───── Record extracts
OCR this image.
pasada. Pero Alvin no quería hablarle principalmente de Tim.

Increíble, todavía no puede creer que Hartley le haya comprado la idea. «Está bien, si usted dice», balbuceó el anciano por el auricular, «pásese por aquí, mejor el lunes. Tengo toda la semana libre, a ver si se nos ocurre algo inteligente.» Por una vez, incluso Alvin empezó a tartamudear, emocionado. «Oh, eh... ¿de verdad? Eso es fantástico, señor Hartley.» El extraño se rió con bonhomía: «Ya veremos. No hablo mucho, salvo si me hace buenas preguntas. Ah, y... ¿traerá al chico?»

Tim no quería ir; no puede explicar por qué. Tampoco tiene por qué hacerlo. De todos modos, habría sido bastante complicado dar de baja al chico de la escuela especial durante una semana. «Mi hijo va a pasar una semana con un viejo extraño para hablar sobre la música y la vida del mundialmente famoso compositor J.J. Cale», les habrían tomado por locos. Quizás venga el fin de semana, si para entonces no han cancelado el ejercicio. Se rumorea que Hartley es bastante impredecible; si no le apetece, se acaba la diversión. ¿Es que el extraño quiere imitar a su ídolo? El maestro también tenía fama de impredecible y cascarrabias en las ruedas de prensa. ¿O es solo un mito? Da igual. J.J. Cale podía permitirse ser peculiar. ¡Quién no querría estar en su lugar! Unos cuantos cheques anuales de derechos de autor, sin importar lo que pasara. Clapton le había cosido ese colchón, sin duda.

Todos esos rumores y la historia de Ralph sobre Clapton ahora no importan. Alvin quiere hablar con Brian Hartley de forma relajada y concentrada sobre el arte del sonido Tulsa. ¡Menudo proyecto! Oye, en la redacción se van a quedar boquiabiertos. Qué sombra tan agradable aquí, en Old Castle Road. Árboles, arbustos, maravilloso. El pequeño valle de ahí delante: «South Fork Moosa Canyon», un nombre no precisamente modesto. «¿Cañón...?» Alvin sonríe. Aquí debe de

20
──────────
───── Record extracts
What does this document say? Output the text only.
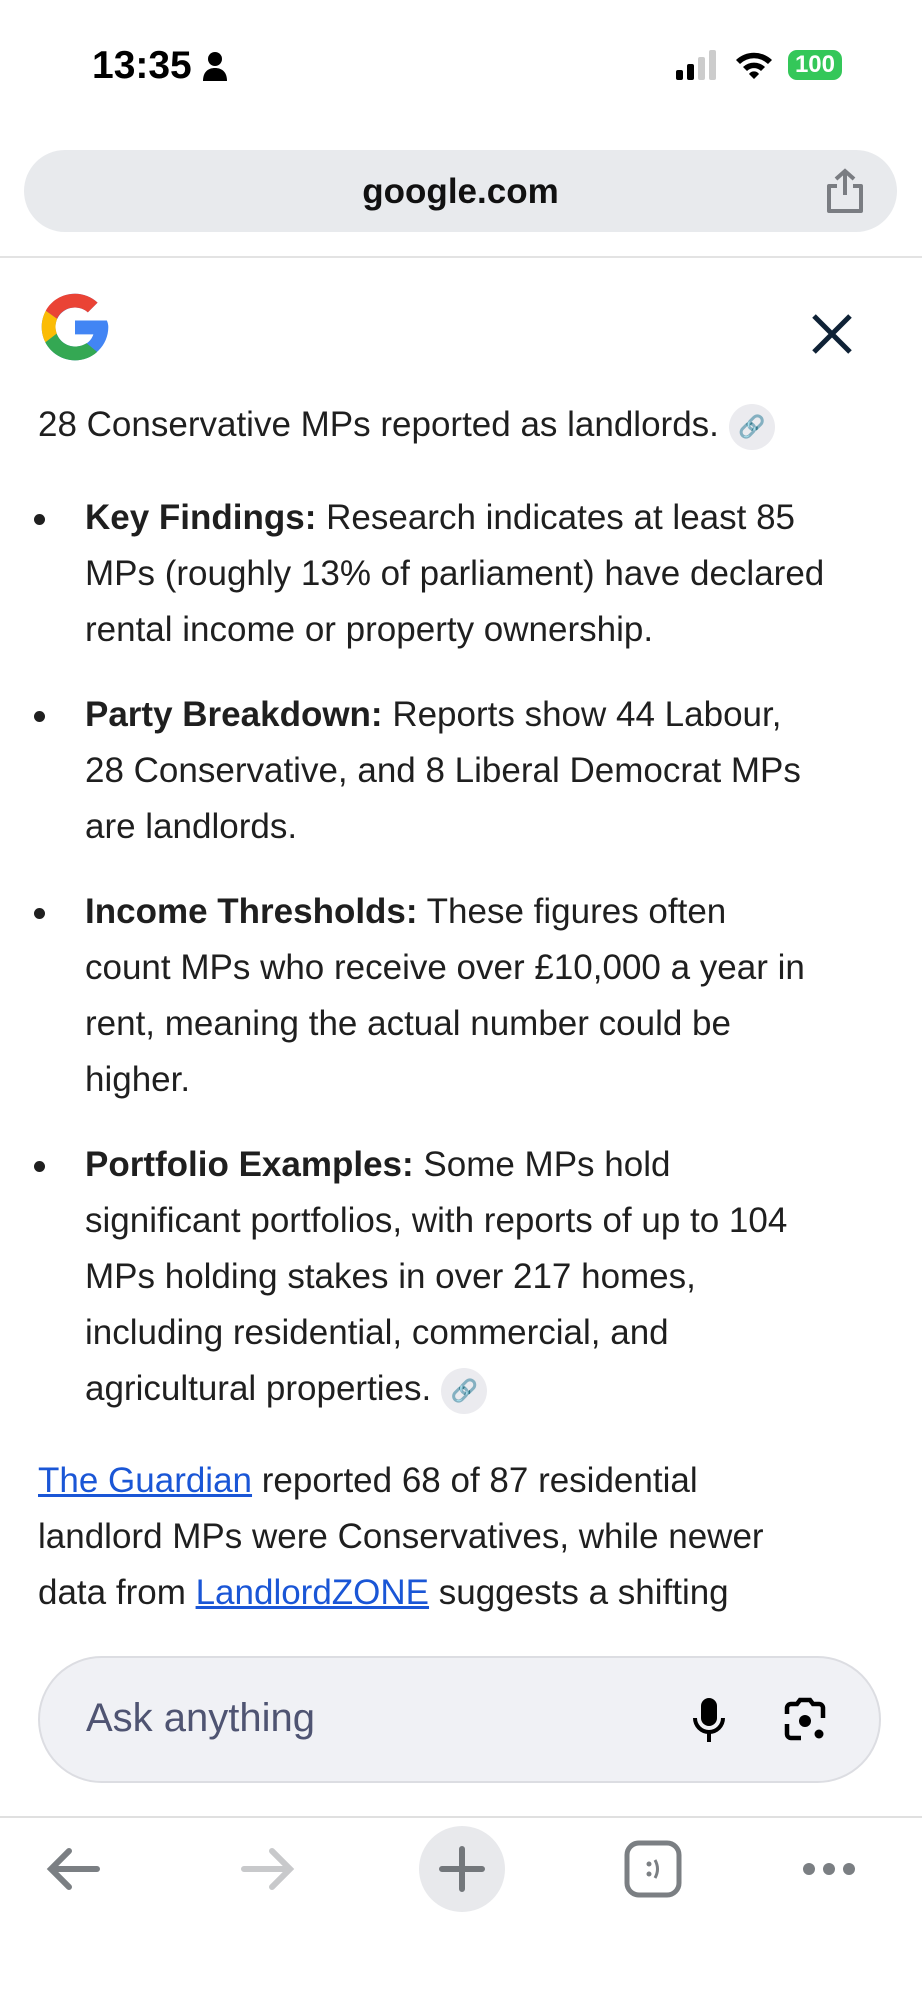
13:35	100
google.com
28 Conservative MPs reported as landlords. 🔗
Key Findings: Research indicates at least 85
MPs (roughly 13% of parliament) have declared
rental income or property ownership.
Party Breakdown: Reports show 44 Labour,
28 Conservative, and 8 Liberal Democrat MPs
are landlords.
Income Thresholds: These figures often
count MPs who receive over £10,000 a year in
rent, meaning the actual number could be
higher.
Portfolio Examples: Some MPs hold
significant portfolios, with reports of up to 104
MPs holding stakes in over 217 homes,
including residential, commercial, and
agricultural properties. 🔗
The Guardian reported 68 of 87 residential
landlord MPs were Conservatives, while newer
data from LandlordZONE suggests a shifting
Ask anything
──────────
▸ What the task asks
From the data above, show each line that contains "residential".

▸ Right answer
including residential, commercial, and
The Guardian reported 68 of 87 residential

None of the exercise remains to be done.